§ **Document section**

Regardless, great drive for EXTRA storage. Fast enough for HD content, great overall, especially at the energy consumption level.
It's a 5400rpm drive, not 7200. Their IntelliPower marketing is mysteriously vague, but they actually published the rotational latency for a while on their website that showed it to be 5400rpm.
Western Digital's product page pretty clearly states this is a 7200 RPM drive.
[edit] OK, well something's funky on that EagleBit website - they give two different drive part numbers in the product description.
One - WD10EACS - in the product name, then another - WD7500AYYS - in the "description" section.
I'll not be buying from them.
ya, they try to screw you with ambiguous descriptions.
Sorry, but this is a bad deal. Samsung drives are WAY more reliable than WD. Hell, even Hitachi drives are better than WD.

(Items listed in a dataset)

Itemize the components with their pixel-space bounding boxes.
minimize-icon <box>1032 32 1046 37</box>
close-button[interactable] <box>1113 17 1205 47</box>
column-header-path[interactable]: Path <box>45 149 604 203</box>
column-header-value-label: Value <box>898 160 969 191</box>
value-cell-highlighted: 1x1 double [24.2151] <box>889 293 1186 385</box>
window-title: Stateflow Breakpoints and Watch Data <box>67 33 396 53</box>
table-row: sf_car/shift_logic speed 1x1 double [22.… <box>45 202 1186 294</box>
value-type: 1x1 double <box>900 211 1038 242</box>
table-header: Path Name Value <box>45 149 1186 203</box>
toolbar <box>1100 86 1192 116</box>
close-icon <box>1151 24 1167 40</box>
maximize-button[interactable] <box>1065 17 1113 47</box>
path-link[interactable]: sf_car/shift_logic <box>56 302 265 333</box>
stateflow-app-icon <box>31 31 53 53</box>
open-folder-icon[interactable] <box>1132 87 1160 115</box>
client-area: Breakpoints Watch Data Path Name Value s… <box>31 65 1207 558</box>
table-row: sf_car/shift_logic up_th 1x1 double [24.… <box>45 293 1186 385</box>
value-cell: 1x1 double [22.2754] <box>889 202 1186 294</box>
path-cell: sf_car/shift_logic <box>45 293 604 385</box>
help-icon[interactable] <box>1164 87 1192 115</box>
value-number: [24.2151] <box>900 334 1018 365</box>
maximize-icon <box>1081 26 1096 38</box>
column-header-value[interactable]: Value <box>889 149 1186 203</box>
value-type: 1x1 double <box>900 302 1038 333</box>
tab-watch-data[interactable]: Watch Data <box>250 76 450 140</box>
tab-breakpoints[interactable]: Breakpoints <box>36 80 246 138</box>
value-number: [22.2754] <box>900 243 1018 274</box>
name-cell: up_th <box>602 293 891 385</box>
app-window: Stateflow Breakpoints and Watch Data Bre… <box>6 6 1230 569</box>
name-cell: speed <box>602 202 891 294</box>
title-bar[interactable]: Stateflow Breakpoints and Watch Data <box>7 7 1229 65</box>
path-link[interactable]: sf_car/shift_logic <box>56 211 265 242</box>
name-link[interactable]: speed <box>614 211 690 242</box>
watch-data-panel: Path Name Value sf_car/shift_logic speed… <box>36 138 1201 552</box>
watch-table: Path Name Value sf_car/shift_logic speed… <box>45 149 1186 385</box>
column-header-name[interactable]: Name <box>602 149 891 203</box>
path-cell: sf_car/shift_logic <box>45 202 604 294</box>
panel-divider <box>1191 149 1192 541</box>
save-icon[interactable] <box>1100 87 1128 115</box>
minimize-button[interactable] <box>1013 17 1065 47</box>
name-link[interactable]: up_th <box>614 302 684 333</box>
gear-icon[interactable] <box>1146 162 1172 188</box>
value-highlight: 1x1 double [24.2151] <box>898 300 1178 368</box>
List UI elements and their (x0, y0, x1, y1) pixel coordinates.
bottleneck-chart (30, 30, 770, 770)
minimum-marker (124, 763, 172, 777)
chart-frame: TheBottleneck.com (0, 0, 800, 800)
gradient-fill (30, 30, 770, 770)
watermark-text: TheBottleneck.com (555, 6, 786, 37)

§ **Problems to work on**
• A. In the hard drive discussion, which part number appears in the product name on the EagleBit website?
• B. Reproduce the hard drive discussion between "Western Digital's product" and "buying from them.", inclusive.

§ **Results**
• A. WD10EACS

• B.
Western Digital's product page pretty clearly states this is a 7200 RPM drive.
[edit] OK, well something's funky on that EagleBit website - they give two different drive part numbers in the product description.
One - WD10EACS - in the product name, then another - WD7500AYYS - in the "description" section.
I'll not be buying from them.